About this exercise
Calculate how many lines in the following records hold the word "Genome", and report that number without comment.

(Dataset entries on figures)

*** Block opens ***

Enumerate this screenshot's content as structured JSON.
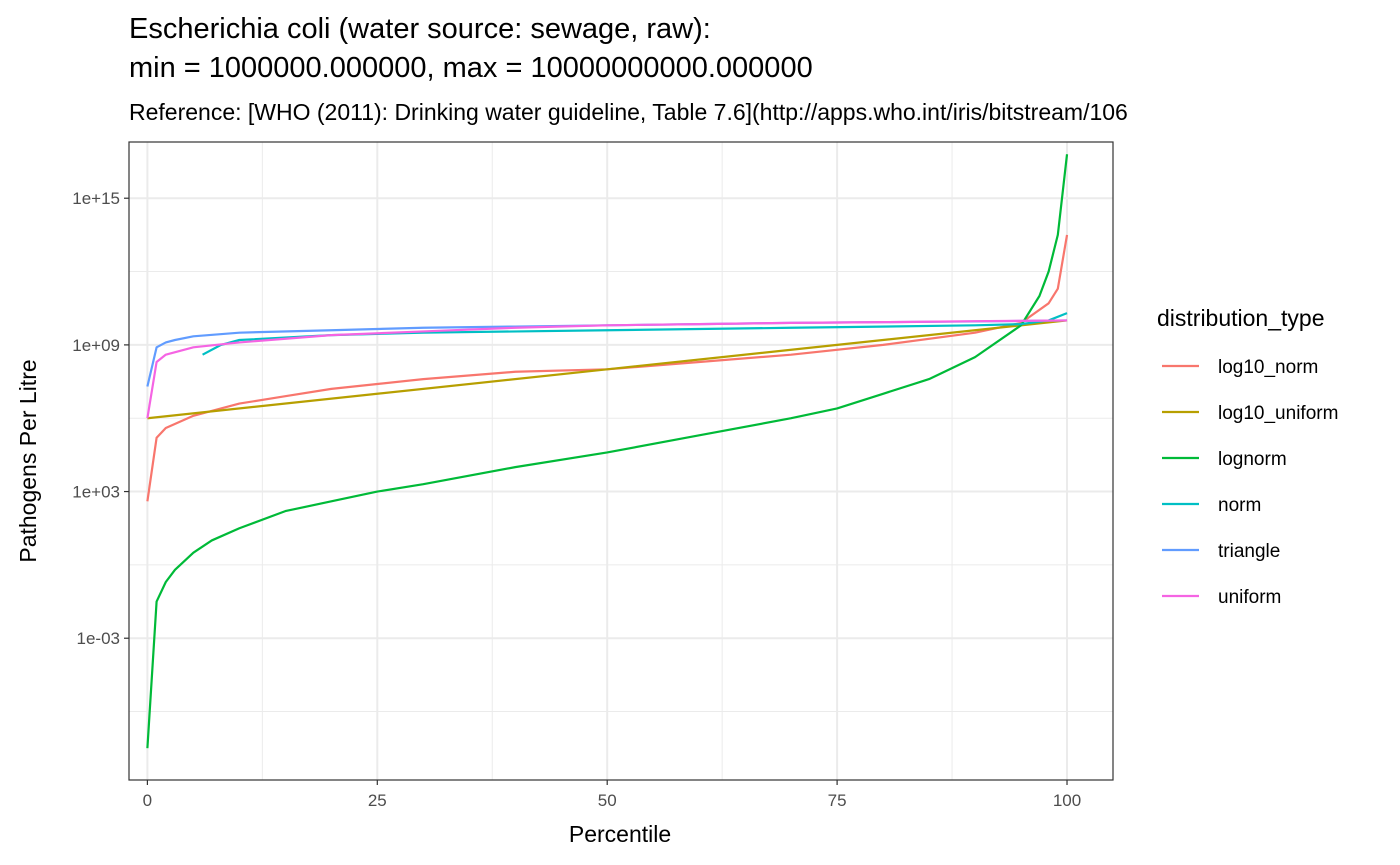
{
  "chart_data": {
    "type": "line",
    "title": "Escherichia coli (water source: sewage, raw):",
    "title_line2": "min = 1000000.000000, max = 10000000000.000000",
    "subtitle": "Reference: [WHO (2011): Drinking water guideline, Table 7.6](http://apps.who.int/iris/bitstream/106",
    "xlabel": "Percentile",
    "ylabel": "Pathogens Per Litre",
    "y_scale": "log10",
    "xlim": [
      -2,
      105
    ],
    "ylim_log10": [
      -8.8,
      17.3
    ],
    "x_ticks": [
      0,
      25,
      50,
      75,
      100
    ],
    "x_tick_labels": [
      "0",
      "25",
      "50",
      "75",
      "100"
    ],
    "y_ticks_log10": [
      -3,
      3,
      9,
      15
    ],
    "y_tick_labels": [
      "1e-03",
      "1e+03",
      "1e+09",
      "1e+15"
    ],
    "grid": true,
    "legend": {
      "title": "distribution_type",
      "placement": "right"
    },
    "series": [
      {
        "name": "log10_norm",
        "color": "#F8766D",
        "points": [
          [
            0,
            2.6
          ],
          [
            1,
            5.2
          ],
          [
            2,
            5.6
          ],
          [
            5,
            6.1
          ],
          [
            10,
            6.6
          ],
          [
            15,
            6.9
          ],
          [
            20,
            7.2
          ],
          [
            25,
            7.4
          ],
          [
            30,
            7.6
          ],
          [
            40,
            7.9
          ],
          [
            50,
            8.0
          ],
          [
            60,
            8.3
          ],
          [
            70,
            8.6
          ],
          [
            80,
            9.0
          ],
          [
            90,
            9.5
          ],
          [
            95,
            9.9
          ],
          [
            98,
            10.7
          ],
          [
            99,
            11.3
          ],
          [
            100,
            13.5
          ]
        ]
      },
      {
        "name": "log10_uniform",
        "color": "#B79F00",
        "points": [
          [
            0,
            6.0
          ],
          [
            25,
            7.0
          ],
          [
            50,
            8.0
          ],
          [
            75,
            9.0
          ],
          [
            100,
            10.0
          ]
        ]
      },
      {
        "name": "lognorm",
        "color": "#00BA38",
        "points": [
          [
            0,
            -7.5
          ],
          [
            1,
            -1.5
          ],
          [
            2,
            -0.7
          ],
          [
            3,
            -0.2
          ],
          [
            5,
            0.5
          ],
          [
            7,
            1.0
          ],
          [
            10,
            1.5
          ],
          [
            15,
            2.2
          ],
          [
            20,
            2.6
          ],
          [
            25,
            3.0
          ],
          [
            30,
            3.3
          ],
          [
            40,
            4.0
          ],
          [
            50,
            4.6
          ],
          [
            60,
            5.3
          ],
          [
            70,
            6.0
          ],
          [
            75,
            6.4
          ],
          [
            80,
            7.0
          ],
          [
            85,
            7.6
          ],
          [
            90,
            8.5
          ],
          [
            95,
            9.8
          ],
          [
            97,
            11.0
          ],
          [
            98,
            12.0
          ],
          [
            99,
            13.5
          ],
          [
            100,
            16.8
          ]
        ]
      },
      {
        "name": "norm",
        "color": "#00BFC4",
        "points": [
          [
            6,
            8.6
          ],
          [
            8,
            9.0
          ],
          [
            10,
            9.2
          ],
          [
            20,
            9.4
          ],
          [
            30,
            9.5
          ],
          [
            50,
            9.6
          ],
          [
            70,
            9.7
          ],
          [
            90,
            9.8
          ],
          [
            95,
            9.85
          ],
          [
            98,
            10.0
          ],
          [
            100,
            10.3
          ]
        ]
      },
      {
        "name": "triangle",
        "color": "#619CFF",
        "points": [
          [
            0,
            7.3
          ],
          [
            1,
            8.9
          ],
          [
            2,
            9.1
          ],
          [
            3,
            9.2
          ],
          [
            5,
            9.35
          ],
          [
            10,
            9.5
          ],
          [
            20,
            9.6
          ],
          [
            30,
            9.7
          ],
          [
            40,
            9.75
          ],
          [
            50,
            9.8
          ],
          [
            60,
            9.85
          ],
          [
            70,
            9.9
          ],
          [
            80,
            9.93
          ],
          [
            90,
            9.96
          ],
          [
            100,
            10.0
          ]
        ]
      },
      {
        "name": "uniform",
        "color": "#F564E3",
        "points": [
          [
            0,
            6.0
          ],
          [
            1,
            8.3
          ],
          [
            2,
            8.6
          ],
          [
            5,
            8.9
          ],
          [
            10,
            9.1
          ],
          [
            20,
            9.4
          ],
          [
            30,
            9.55
          ],
          [
            40,
            9.7
          ],
          [
            50,
            9.8
          ],
          [
            60,
            9.85
          ],
          [
            70,
            9.9
          ],
          [
            80,
            9.93
          ],
          [
            90,
            9.97
          ],
          [
            100,
            10.0
          ]
        ]
      }
    ]
  }
}
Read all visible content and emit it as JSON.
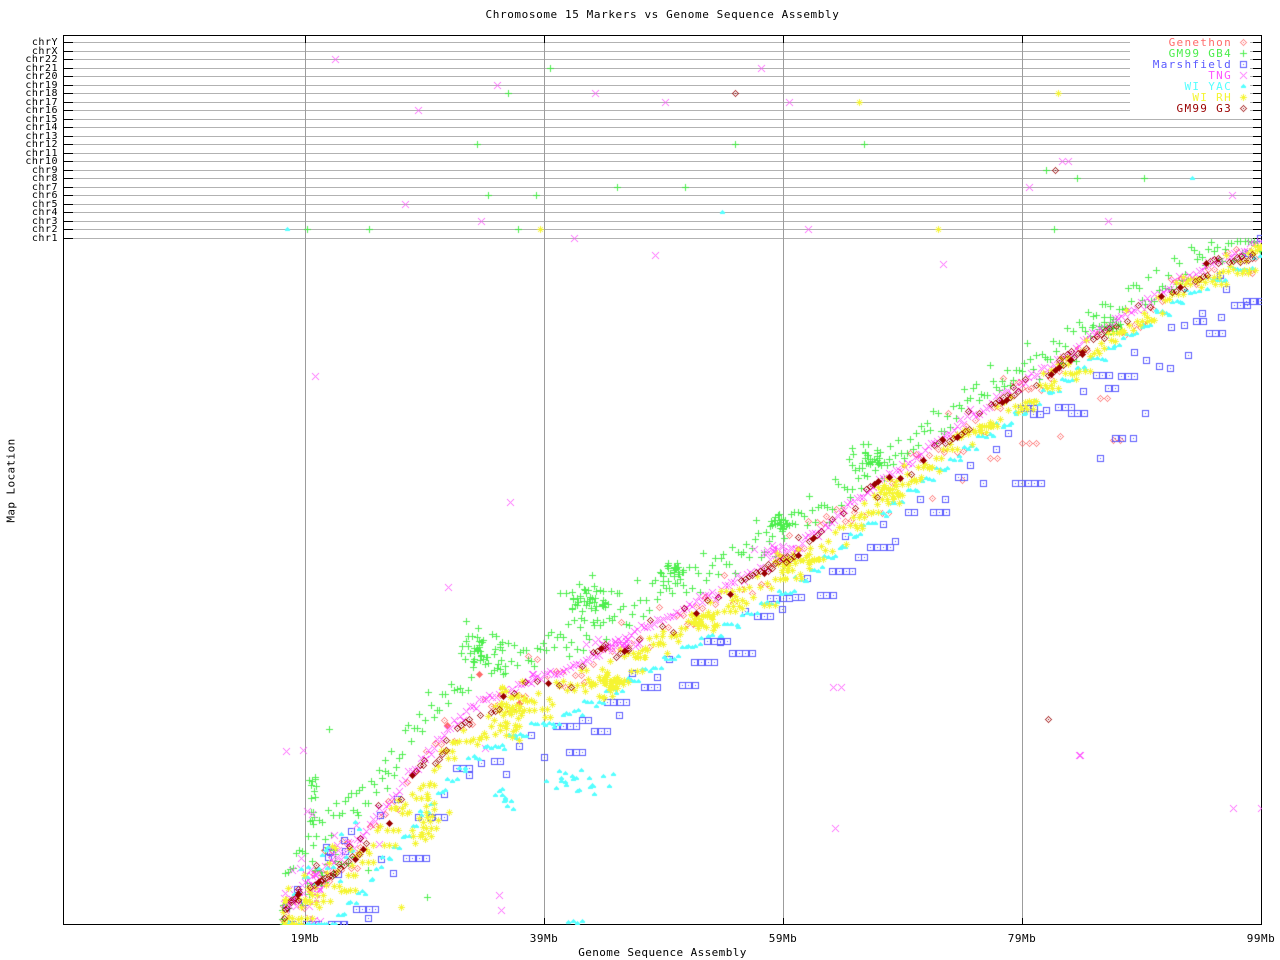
{
  "window": {
    "title": "Chromosome 15 Markers vs Genome Sequence Assembly"
  },
  "legend": {
    "items": [
      {
        "label": "Genethon",
        "color": "#ff6b6b",
        "marker": "diamond"
      },
      {
        "label": "GM99 GB4",
        "color": "#4cee4c",
        "marker": "plus"
      },
      {
        "label": "Marshfield",
        "color": "#5a5aff",
        "marker": "boxdot"
      },
      {
        "label": "TNG",
        "color": "#ff55ff",
        "marker": "cross"
      },
      {
        "label": "WI YAC",
        "color": "#55ffff",
        "marker": "triangle"
      },
      {
        "label": "WI RH",
        "color": "#f5f532",
        "marker": "star"
      },
      {
        "label": "GM99 G3",
        "color": "#990000",
        "marker": "diamond"
      }
    ]
  },
  "chart_data": {
    "type": "scatter",
    "title": "Chromosome 15 Markers vs Genome Sequence Assembly",
    "xlabel": "Genome Sequence Assembly",
    "ylabel": "Map Location",
    "x_range_mb": [
      -1.25,
      99.1
    ],
    "x_ticks": [
      {
        "mb": 19,
        "label": "19Mb"
      },
      {
        "mb": 39,
        "label": "39Mb"
      },
      {
        "mb": 59,
        "label": "59Mb"
      },
      {
        "mb": 79,
        "label": "79Mb"
      },
      {
        "mb": 99,
        "label": "99Mb"
      }
    ],
    "grid_color": "#b2b2b2",
    "vgrid_color": "#9c9c9c",
    "chromosome_rows": [
      "chrY",
      "chrX",
      "chr22",
      "chr21",
      "chr20",
      "chr19",
      "chr18",
      "chr17",
      "chr16",
      "chr15",
      "chr14",
      "chr13",
      "chr12",
      "chr11",
      "chr10",
      "chr9",
      "chr8",
      "chr7",
      "chr6",
      "chr5",
      "chr4",
      "chr3",
      "chr2",
      "chr1"
    ],
    "centerline": [
      [
        17.3,
        1.7
      ],
      [
        19.4,
        5.3
      ],
      [
        21.5,
        7.1
      ],
      [
        23.6,
        9.8
      ],
      [
        25.7,
        13.5
      ],
      [
        27.8,
        16.9
      ],
      [
        29.9,
        20.2
      ],
      [
        32,
        23.3
      ],
      [
        34.1,
        25.3
      ],
      [
        36.2,
        26.4
      ],
      [
        38.2,
        27.8
      ],
      [
        40.3,
        28.4
      ],
      [
        42.4,
        29.8
      ],
      [
        44.5,
        31.1
      ],
      [
        47,
        33.1
      ],
      [
        49.5,
        34.8
      ],
      [
        52.1,
        36.5
      ],
      [
        54.6,
        38.2
      ],
      [
        57.1,
        40.1
      ],
      [
        59.6,
        42.1
      ],
      [
        62.1,
        44.4
      ],
      [
        64.6,
        47.2
      ],
      [
        67.1,
        49.8
      ],
      [
        69.6,
        52
      ],
      [
        72.1,
        54.7
      ],
      [
        74.7,
        57.3
      ],
      [
        77.2,
        59.2
      ],
      [
        79.7,
        61.5
      ],
      [
        82.2,
        63.5
      ],
      [
        84.7,
        66
      ],
      [
        87.2,
        68.2
      ],
      [
        89.7,
        70.2
      ],
      [
        92.2,
        72.5
      ],
      [
        94.7,
        74.2
      ],
      [
        97.2,
        75.8
      ],
      [
        99.1,
        76.7
      ]
    ],
    "series": [
      {
        "name": "genethon",
        "label": "Genethon",
        "color": "#ff6b6b",
        "marker": "diamond",
        "seed": 101,
        "band": {
          "range": [
            17.4,
            99.0
          ],
          "step": 0.78,
          "off": [
            -0.5,
            -0.4
          ],
          "jitter": 2.3,
          "style": "pairs"
        },
        "blob_n": 12,
        "clusters": [],
        "outliers": [
          [
            79.0,
            54.2
          ],
          [
            79.6,
            54.2
          ],
          [
            80.2,
            54.2
          ],
          [
            85.5,
            59.2
          ],
          [
            86.1,
            59.2
          ],
          [
            82.2,
            54.9
          ],
          [
            86.6,
            54.5
          ],
          [
            87.2,
            54.5
          ],
          [
            76.3,
            52.5
          ],
          [
            76.9,
            52.5
          ],
          [
            74.0,
            50.0
          ],
          [
            71.5,
            48.0
          ]
        ],
        "bold": [
          [
            30.9,
            22.5
          ],
          [
            33.6,
            28.2
          ],
          [
            68.8,
            50.2
          ],
          [
            36.9,
            25.0
          ]
        ],
        "chrom_outliers": []
      },
      {
        "name": "gm99-gb4",
        "label": "GM99 GB4",
        "color": "#4cee4c",
        "marker": "plus",
        "seed": 202,
        "band": {
          "range": [
            17.3,
            99.0
          ],
          "step": 0.24,
          "off": [
            4.6,
            0.7
          ],
          "jitter": 1.9,
          "style": "plain"
        },
        "blob_n": 30,
        "clusters": [
          [
            42.8,
            36.5,
            2.0,
            1.9,
            50
          ],
          [
            34.1,
            31.0,
            1.8,
            2.2,
            40
          ],
          [
            50.0,
            39.9,
            1.3,
            1.0,
            25
          ],
          [
            58.8,
            45.5,
            1.3,
            1.2,
            25
          ],
          [
            66.3,
            52.8,
            1.5,
            1.2,
            30
          ],
          [
            86.4,
            67.4,
            1.2,
            1.0,
            20
          ],
          [
            19.7,
            13.5,
            0.5,
            3.2,
            14
          ]
        ],
        "outliers": [
          [
            25.7,
            18.5
          ],
          [
            25.9,
            15.4
          ],
          [
            24.3,
            6.2
          ],
          [
            29.2,
            3.2
          ],
          [
            21.0,
            22.0
          ]
        ],
        "bold": [],
        "chrom_outliers": [
          [
            "chr21",
            39.5
          ],
          [
            "chr18",
            36.0
          ],
          [
            "chr12",
            33.4
          ],
          [
            "chr12",
            55.0
          ],
          [
            "chr12",
            65.8
          ],
          [
            "chr7",
            45.1
          ],
          [
            "chr7",
            50.8
          ],
          [
            "chr6",
            34.3
          ],
          [
            "chr6",
            38.3
          ],
          [
            "chr2",
            19.2
          ],
          [
            "chr2",
            24.4
          ],
          [
            "chr2",
            36.8
          ],
          [
            "chr2",
            81.7
          ],
          [
            "chr8",
            83.6
          ],
          [
            "chr8",
            89.2
          ],
          [
            "chr9",
            81.0
          ]
        ]
      },
      {
        "name": "marshfield",
        "label": "Marshfield",
        "color": "#5a5aff",
        "marker": "boxdot",
        "seed": 303,
        "band": {
          "range": [
            18.0,
            98.6
          ],
          "step": 1.05,
          "off": [
            -8.2,
            -4.6
          ],
          "jitter": 2.2,
          "style": "hrun"
        },
        "blob_n": 10,
        "clusters": [],
        "outliers": [
          [
            26.7,
            14.2
          ],
          [
            25.3,
            12.4
          ],
          [
            78.4,
            49.7
          ],
          [
            78.9,
            49.7
          ],
          [
            79.5,
            49.7
          ],
          [
            80.0,
            49.7
          ],
          [
            80.6,
            49.7
          ],
          [
            86.8,
            54.7
          ],
          [
            87.4,
            54.7
          ],
          [
            88.3,
            54.7
          ],
          [
            85.5,
            52.5
          ],
          [
            91.4,
            62.6
          ],
          [
            94.1,
            68.8
          ],
          [
            96.1,
            71.5
          ],
          [
            92.9,
            64.0
          ],
          [
            95.6,
            73.0
          ],
          [
            97.9,
            75.5
          ],
          [
            89.3,
            57.5
          ]
        ],
        "bold": [],
        "chrom_outliers": [
          [
            "chr1",
            98.9
          ]
        ]
      },
      {
        "name": "tng",
        "label": "TNG",
        "color": "#ff55ff",
        "marker": "cross",
        "seed": 404,
        "band": {
          "range": [
            17.4,
            99.0
          ],
          "step": 0.27,
          "off": [
            0,
            0
          ],
          "jitter": 0.45,
          "style": "plain"
        },
        "blob_n": 24,
        "clusters": [
          [
            20.0,
            3.0,
            0.7,
            2.2,
            12
          ],
          [
            44.8,
            31.5,
            1.8,
            0.5,
            22
          ],
          [
            58.5,
            42.3,
            1.5,
            0.4,
            14
          ]
        ],
        "outliers": [
          [
            19.8,
            61.7
          ],
          [
            48.3,
            75.3
          ],
          [
            72.4,
            74.3
          ],
          [
            63.2,
            26.7
          ],
          [
            63.9,
            26.7
          ],
          [
            63.4,
            10.9
          ],
          [
            83.8,
            19.1
          ],
          [
            96.7,
            13.1
          ],
          [
            99.0,
            13.1
          ],
          [
            17.4,
            19.6
          ],
          [
            18.8,
            19.7
          ],
          [
            19.2,
            12.8
          ],
          [
            19.6,
            12.5
          ],
          [
            24.9,
            11.7
          ],
          [
            25.2,
            9.1
          ],
          [
            34.1,
            19.9
          ],
          [
            35.2,
            3.4
          ],
          [
            35.4,
            1.7
          ],
          [
            20.3,
            0.4
          ],
          [
            36.2,
            47.5
          ],
          [
            31.0,
            38.0
          ]
        ],
        "bold": [
          [
            83.8,
            19.1
          ],
          [
            38.0,
            28.2
          ]
        ],
        "chrom_outliers": [
          [
            "chr22",
            21.5
          ],
          [
            "chr21",
            57.2
          ],
          [
            "chr19",
            35.1
          ],
          [
            "chr18",
            43.3
          ],
          [
            "chr17",
            49.1
          ],
          [
            "chr17",
            59.5
          ],
          [
            "chr16",
            28.5
          ],
          [
            "chr10",
            82.4
          ],
          [
            "chr10",
            82.9
          ],
          [
            "chr7",
            79.6
          ],
          [
            "chr6",
            96.6
          ],
          [
            "chr5",
            27.4
          ],
          [
            "chr3",
            33.7
          ],
          [
            "chr3",
            86.2
          ],
          [
            "chr2",
            61.1
          ],
          [
            "chr1",
            41.5
          ]
        ]
      },
      {
        "name": "wi-yac",
        "label": "WI YAC",
        "color": "#55ffff",
        "marker": "triangle",
        "seed": 505,
        "band": {
          "range": [
            17.5,
            99.0
          ],
          "step": 0.3,
          "off": [
            -6.8,
            -1.9
          ],
          "jitter": 0.7,
          "style": "stair"
        },
        "blob_n": 20,
        "clusters": [
          [
            42.0,
            16.0,
            2.3,
            1.7,
            22
          ],
          [
            35.8,
            14.0,
            1.1,
            0.9,
            10
          ]
        ],
        "outliers": [
          [
            41.0,
            0.3
          ],
          [
            41.4,
            0.5
          ],
          [
            41.8,
            0.2
          ],
          [
            42.2,
            0.4
          ]
        ],
        "bold": [],
        "chrom_outliers": [
          [
            "chr2",
            17.5
          ],
          [
            "chr4",
            53.9
          ],
          [
            "chr8",
            93.2
          ]
        ]
      },
      {
        "name": "wi-rh",
        "label": "WI RH",
        "color": "#f5f532",
        "marker": "star",
        "seed": 606,
        "band": {
          "range": [
            17.5,
            99.0
          ],
          "step": 0.3,
          "off": [
            -2.9,
            -1.3
          ],
          "jitter": 1.5,
          "style": "hshort"
        },
        "blob_n": 22,
        "clusters": [
          [
            36.3,
            23.6,
            1.2,
            2.6,
            40
          ],
          [
            44.5,
            27.0,
            1.4,
            1.4,
            25
          ],
          [
            52.5,
            34.3,
            1.4,
            1.2,
            22
          ],
          [
            60.0,
            41.0,
            1.4,
            1.2,
            22
          ],
          [
            68.0,
            48.9,
            1.4,
            1.2,
            22
          ],
          [
            29.5,
            11.5,
            1.2,
            2.2,
            25
          ]
        ],
        "outliers": [
          [
            27.0,
            2.0
          ]
        ],
        "bold": [],
        "chrom_outliers": [
          [
            "chr17",
            65.4
          ],
          [
            "chr18",
            82.0
          ],
          [
            "chr2",
            72.0
          ],
          [
            "chr2",
            38.7
          ]
        ]
      },
      {
        "name": "gm99-g3",
        "label": "GM99 G3",
        "color": "#990000",
        "marker": "diamond",
        "seed": 707,
        "band": {
          "range": [
            17.5,
            99.0
          ],
          "step": 0.95,
          "off": [
            -0.8,
            -0.3
          ],
          "jitter": 1.3,
          "style": "diag"
        },
        "blob_n": 10,
        "clusters": [],
        "outliers": [
          [
            81.2,
            23.1
          ]
        ],
        "bold": [],
        "chrom_outliers": [
          [
            "chr18",
            55.0
          ],
          [
            "chr9",
            81.8
          ]
        ]
      }
    ]
  }
}
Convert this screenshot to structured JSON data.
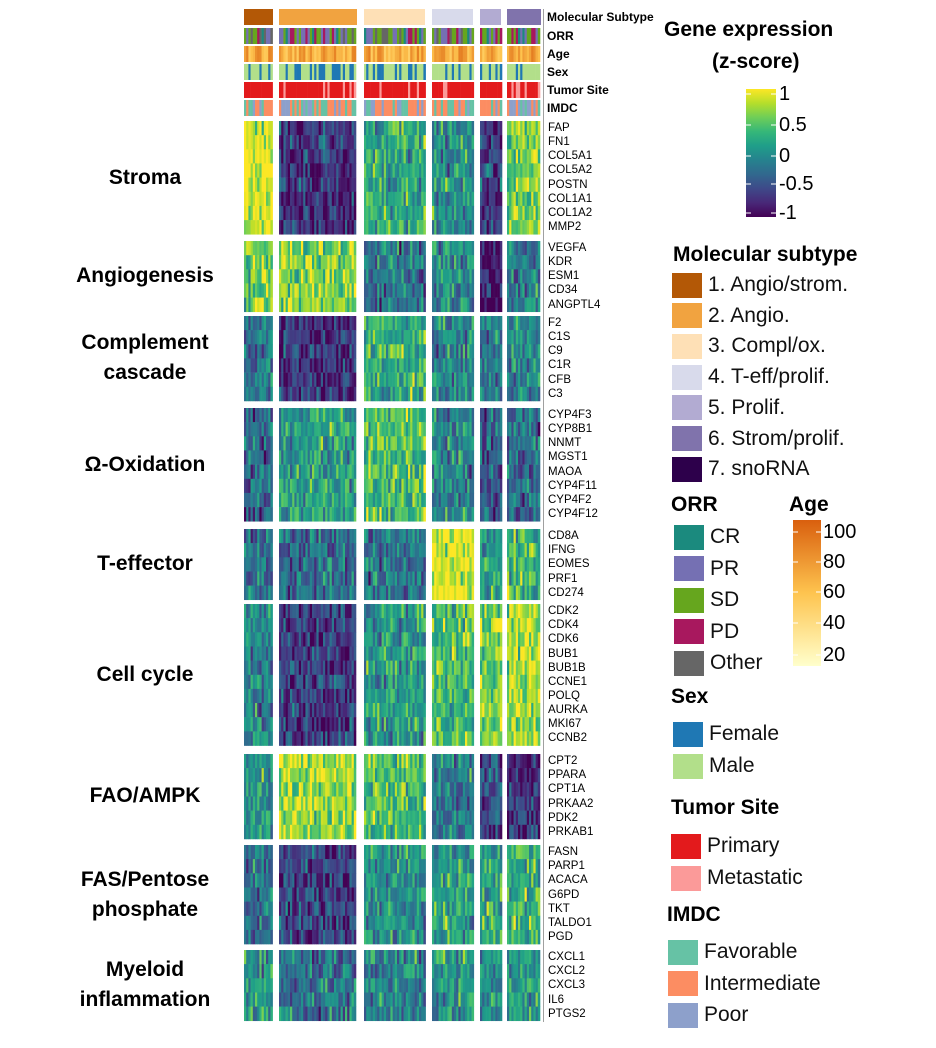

*** Block closes ***

Exercise answer
3